Instructions for the task – From the entries below, say how many lines carry the word "padres", and give nothing but the number.

[Source records]
▶

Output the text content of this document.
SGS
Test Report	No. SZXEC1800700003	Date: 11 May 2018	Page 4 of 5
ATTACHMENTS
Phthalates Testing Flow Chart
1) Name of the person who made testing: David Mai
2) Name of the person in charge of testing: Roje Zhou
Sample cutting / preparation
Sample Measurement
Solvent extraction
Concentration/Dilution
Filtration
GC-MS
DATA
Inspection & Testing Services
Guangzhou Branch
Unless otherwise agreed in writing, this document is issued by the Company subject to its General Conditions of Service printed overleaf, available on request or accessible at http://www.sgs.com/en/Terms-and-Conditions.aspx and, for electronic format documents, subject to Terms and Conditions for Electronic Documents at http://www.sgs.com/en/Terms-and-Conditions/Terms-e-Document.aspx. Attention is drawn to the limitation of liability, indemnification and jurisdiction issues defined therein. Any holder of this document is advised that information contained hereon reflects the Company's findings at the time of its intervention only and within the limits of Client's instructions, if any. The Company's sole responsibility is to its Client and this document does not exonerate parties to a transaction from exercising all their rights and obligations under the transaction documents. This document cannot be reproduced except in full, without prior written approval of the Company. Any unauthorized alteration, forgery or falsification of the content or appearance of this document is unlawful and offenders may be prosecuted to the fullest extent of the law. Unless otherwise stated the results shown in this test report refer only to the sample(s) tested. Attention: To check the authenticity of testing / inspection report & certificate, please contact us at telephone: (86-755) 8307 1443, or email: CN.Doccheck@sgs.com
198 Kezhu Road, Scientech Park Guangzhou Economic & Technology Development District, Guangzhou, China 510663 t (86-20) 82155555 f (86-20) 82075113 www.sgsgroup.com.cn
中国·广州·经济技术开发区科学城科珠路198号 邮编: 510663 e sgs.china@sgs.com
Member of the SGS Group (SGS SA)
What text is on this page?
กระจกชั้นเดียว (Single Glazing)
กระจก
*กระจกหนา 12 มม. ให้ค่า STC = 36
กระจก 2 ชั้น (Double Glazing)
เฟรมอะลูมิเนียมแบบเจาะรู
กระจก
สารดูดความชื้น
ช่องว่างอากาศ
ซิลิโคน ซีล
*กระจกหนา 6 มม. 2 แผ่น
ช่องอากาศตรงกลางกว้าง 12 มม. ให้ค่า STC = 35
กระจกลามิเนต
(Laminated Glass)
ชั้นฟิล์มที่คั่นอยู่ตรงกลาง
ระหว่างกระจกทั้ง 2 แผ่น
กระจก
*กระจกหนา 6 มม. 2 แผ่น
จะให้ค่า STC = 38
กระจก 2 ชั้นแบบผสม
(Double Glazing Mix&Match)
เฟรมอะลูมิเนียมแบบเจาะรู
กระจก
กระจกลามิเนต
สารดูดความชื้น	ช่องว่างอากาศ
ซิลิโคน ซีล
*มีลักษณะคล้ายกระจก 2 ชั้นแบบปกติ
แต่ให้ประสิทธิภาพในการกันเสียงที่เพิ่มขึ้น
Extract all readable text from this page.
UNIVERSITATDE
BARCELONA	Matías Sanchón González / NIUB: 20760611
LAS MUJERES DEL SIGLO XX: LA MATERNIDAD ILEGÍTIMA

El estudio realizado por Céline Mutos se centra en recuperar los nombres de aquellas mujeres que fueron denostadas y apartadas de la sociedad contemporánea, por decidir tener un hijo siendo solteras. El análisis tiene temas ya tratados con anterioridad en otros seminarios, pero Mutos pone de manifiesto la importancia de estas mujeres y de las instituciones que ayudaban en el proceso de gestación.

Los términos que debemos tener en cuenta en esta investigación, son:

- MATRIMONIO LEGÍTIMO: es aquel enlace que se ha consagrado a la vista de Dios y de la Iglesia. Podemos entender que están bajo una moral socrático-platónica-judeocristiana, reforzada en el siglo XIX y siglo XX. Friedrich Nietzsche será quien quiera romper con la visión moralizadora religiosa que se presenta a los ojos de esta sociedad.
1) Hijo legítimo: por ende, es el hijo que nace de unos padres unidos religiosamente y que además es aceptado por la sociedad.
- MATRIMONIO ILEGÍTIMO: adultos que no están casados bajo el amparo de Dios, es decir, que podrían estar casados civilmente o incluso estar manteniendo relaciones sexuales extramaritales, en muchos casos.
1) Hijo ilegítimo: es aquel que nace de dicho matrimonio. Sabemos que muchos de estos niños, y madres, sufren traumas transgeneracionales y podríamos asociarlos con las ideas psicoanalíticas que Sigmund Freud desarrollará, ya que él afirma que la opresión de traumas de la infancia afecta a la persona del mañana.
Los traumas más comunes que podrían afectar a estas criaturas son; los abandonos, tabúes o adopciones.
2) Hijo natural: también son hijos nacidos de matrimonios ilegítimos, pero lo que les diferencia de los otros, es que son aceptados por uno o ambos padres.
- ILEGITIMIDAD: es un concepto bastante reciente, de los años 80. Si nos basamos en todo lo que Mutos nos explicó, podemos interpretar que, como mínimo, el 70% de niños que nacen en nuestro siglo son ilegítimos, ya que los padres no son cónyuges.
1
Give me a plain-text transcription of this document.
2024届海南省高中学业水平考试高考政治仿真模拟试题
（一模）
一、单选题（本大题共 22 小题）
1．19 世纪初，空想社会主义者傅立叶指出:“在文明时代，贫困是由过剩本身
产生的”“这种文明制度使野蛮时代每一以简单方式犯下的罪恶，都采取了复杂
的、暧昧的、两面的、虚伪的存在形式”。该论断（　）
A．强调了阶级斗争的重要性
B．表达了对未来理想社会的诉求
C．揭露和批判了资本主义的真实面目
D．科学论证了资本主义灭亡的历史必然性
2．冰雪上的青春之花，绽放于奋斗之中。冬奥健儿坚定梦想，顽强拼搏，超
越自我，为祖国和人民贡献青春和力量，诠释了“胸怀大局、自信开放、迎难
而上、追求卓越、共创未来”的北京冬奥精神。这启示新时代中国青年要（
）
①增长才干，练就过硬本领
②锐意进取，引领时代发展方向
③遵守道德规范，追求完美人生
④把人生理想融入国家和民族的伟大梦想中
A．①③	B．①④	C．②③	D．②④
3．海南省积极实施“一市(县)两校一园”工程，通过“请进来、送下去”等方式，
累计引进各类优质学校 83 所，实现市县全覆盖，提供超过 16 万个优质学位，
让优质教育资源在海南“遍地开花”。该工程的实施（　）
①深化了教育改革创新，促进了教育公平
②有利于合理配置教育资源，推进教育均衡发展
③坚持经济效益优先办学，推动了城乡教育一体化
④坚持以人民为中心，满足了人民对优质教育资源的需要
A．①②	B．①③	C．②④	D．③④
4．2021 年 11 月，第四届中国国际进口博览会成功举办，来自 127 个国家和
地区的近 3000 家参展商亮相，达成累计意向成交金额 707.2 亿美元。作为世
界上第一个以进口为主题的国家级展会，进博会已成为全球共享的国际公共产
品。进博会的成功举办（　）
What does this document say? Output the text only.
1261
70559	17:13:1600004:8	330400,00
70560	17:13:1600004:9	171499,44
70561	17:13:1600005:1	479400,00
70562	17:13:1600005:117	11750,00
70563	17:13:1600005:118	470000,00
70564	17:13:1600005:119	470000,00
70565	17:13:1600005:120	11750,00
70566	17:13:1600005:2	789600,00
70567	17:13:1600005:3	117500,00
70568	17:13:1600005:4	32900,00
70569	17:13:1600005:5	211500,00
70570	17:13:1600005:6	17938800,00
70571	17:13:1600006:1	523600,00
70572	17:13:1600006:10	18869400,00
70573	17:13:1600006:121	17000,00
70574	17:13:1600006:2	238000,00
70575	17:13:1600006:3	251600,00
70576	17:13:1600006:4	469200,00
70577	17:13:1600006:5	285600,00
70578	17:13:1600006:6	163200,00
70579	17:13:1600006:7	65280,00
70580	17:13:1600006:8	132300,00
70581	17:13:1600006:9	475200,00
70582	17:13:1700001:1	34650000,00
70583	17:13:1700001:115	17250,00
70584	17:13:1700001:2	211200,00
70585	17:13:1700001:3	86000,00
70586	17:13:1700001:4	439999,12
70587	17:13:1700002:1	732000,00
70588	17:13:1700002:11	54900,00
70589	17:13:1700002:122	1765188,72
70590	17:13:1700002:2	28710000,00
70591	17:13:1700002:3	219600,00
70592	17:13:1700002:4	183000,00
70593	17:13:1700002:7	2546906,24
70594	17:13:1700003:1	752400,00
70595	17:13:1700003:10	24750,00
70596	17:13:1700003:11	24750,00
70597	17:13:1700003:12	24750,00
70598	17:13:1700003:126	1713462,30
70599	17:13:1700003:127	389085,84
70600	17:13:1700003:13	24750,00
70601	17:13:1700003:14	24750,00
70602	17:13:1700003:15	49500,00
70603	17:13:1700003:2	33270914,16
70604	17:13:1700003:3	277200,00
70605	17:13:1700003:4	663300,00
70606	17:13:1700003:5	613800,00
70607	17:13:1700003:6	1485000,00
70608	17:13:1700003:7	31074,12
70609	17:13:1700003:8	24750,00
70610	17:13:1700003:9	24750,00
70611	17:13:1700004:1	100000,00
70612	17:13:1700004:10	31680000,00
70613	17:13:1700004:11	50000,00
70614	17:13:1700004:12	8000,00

◀

Final result – 3